- [PROBLEM TO SOLVE]
Type out every line below exactly as it reads.

──────────────────────────────

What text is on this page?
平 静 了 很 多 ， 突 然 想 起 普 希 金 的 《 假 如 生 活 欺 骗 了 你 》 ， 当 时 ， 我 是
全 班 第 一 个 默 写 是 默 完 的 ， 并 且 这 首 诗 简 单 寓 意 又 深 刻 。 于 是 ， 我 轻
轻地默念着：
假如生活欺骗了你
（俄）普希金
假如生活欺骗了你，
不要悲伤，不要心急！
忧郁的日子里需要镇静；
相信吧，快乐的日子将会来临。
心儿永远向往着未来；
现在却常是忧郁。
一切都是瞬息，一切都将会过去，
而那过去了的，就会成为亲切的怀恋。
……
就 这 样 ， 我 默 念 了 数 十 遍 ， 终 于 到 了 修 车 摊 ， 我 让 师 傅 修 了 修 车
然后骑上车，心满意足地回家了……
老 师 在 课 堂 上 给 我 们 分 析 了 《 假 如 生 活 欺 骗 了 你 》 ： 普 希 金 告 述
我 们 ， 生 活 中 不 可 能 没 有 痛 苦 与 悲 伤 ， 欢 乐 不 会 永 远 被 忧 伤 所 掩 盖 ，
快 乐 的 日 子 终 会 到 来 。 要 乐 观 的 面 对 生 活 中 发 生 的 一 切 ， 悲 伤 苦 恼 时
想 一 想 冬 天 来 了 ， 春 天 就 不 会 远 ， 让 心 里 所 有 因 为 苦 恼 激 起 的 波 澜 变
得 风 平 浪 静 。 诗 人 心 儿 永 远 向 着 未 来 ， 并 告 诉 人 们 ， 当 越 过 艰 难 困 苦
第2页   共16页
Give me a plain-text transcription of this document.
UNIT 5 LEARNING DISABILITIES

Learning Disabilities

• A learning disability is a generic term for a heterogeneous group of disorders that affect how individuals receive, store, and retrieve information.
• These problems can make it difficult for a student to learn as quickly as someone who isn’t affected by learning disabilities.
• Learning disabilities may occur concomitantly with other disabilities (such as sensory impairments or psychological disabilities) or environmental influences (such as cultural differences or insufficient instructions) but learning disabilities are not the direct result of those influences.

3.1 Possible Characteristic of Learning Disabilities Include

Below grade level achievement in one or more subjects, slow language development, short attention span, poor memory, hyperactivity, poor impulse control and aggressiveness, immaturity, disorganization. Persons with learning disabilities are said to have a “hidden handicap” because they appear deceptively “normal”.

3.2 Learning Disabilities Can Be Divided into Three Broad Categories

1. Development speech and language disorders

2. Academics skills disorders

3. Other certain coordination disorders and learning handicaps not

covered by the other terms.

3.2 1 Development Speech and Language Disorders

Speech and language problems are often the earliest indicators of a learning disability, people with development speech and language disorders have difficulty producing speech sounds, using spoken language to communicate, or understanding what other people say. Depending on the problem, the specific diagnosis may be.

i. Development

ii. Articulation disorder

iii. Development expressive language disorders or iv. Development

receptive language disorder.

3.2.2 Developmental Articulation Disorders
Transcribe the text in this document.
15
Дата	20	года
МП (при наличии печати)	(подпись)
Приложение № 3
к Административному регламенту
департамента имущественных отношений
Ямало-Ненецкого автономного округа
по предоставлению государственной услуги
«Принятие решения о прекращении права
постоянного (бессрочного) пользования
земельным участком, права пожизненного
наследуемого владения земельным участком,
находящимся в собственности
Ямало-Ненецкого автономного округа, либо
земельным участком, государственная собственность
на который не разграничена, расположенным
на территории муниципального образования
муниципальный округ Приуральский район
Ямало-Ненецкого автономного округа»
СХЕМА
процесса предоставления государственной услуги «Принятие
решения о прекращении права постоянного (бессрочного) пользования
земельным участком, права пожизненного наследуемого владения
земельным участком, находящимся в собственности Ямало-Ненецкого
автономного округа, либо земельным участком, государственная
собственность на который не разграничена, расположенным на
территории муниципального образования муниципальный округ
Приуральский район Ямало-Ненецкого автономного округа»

──────────────────────────────

- [OUTPUT OF THE TASK]
What text is on this page?
平 静 了 很 多 ， 突 然 想 起 普 希 金 的 《 假 如 生 活 欺 骗 了 你 》 ， 当 时 ， 我 是
全 班 第 一 个 默 写 是 默 完 的 ， 并 且 这 首 诗 简 单 寓 意 又 深 刻 。 于 是 ， 我 轻
轻地默念着：
假如生活欺骗了你
（俄）普希金
假如生活欺骗了你，
不要悲伤，不要心急！
忧郁的日子里需要镇静；
相信吧，快乐的日子将会来临。
心儿永远向往着未来；
现在却常是忧郁。
一切都是瞬息，一切都将会过去，
而那过去了的，就会成为亲切的怀恋。
……
就 这 样 ， 我 默 念 了 数 十 遍 ， 终 于 到 了 修 车 摊 ， 我 让 师 傅 修 了 修 车
然后骑上车，心满意足地回家了……
老 师 在 课 堂 上 给 我 们 分 析 了 《 假 如 生 活 欺 骗 了 你 》 ： 普 希 金 告 述
我 们 ， 生 活 中 不 可 能 没 有 痛 苦 与 悲 伤 ， 欢 乐 不 会 永 远 被 忧 伤 所 掩 盖 ，
快 乐 的 日 子 终 会 到 来 。 要 乐 观 的 面 对 生 活 中 发 生 的 一 切 ， 悲 伤 苦 恼 时
想 一 想 冬 天 来 了 ， 春 天 就 不 会 远 ， 让 心 里 所 有 因 为 苦 恼 激 起 的 波 澜 变
得 风 平 浪 静 。 诗 人 心 儿 永 远 向 着 未 来 ， 并 告 诉 人 们 ， 当 越 过 艰 难 困 苦
第2页   共16页
Give me a plain-text transcription of this document.
UNIT 5 LEARNING DISABILITIES

Learning Disabilities

• A learning disability is a generic term for a heterogeneous group of disorders that affect how individuals receive, store, and retrieve information.
• These problems can make it difficult for a student to learn as quickly as someone who isn’t affected by learning disabilities.
• Learning disabilities may occur concomitantly with other disabilities (such as sensory impairments or psychological disabilities) or environmental influences (such as cultural differences or insufficient instructions) but learning disabilities are not the direct result of those influences.

3.1 Possible Characteristic of Learning Disabilities Include

Below grade level achievement in one or more subjects, slow language development, short attention span, poor memory, hyperactivity, poor impulse control and aggressiveness, immaturity, disorganization. Persons with learning disabilities are said to have a “hidden handicap” because they appear deceptively “normal”.

3.2 Learning Disabilities Can Be Divided into Three Broad Categories

1. Development speech and language disorders

2. Academics skills disorders

3. Other certain coordination disorders and learning handicaps not

covered by the other terms.

3.2 1 Development Speech and Language Disorders

Speech and language problems are often the earliest indicators of a learning disability, people with development speech and language disorders have difficulty producing speech sounds, using spoken language to communicate, or understanding what other people say. Depending on the problem, the specific diagnosis may be.

i. Development

ii. Articulation disorder

iii. Development expressive language disorders or iv. Development

receptive language disorder.

3.2.2 Developmental Articulation Disorders
Transcribe the text in this document.
15
Дата	20	года
МП (при наличии печати)	(подпись)
Приложение № 3
к Административному регламенту
департамента имущественных отношений
Ямало-Ненецкого автономного округа
по предоставлению государственной услуги
«Принятие решения о прекращении права
постоянного (бессрочного) пользования
земельным участком, права пожизненного
наследуемого владения земельным участком,
находящимся в собственности
Ямало-Ненецкого автономного округа, либо
земельным участком, государственная собственность
на который не разграничена, расположенным
на территории муниципального образования
муниципальный округ Приуральский район
Ямало-Ненецкого автономного округа»
СХЕМА
процесса предоставления государственной услуги «Принятие
решения о прекращении права постоянного (бессрочного) пользования
земельным участком, права пожизненного наследуемого владения
земельным участком, находящимся в собственности Ямало-Ненецкого
автономного округа, либо земельным участком, государственная
собственность на который не разграничена, расположенным на
территории муниципального образования муниципальный округ
Приуральский район Ямало-Ненецкого автономного округа»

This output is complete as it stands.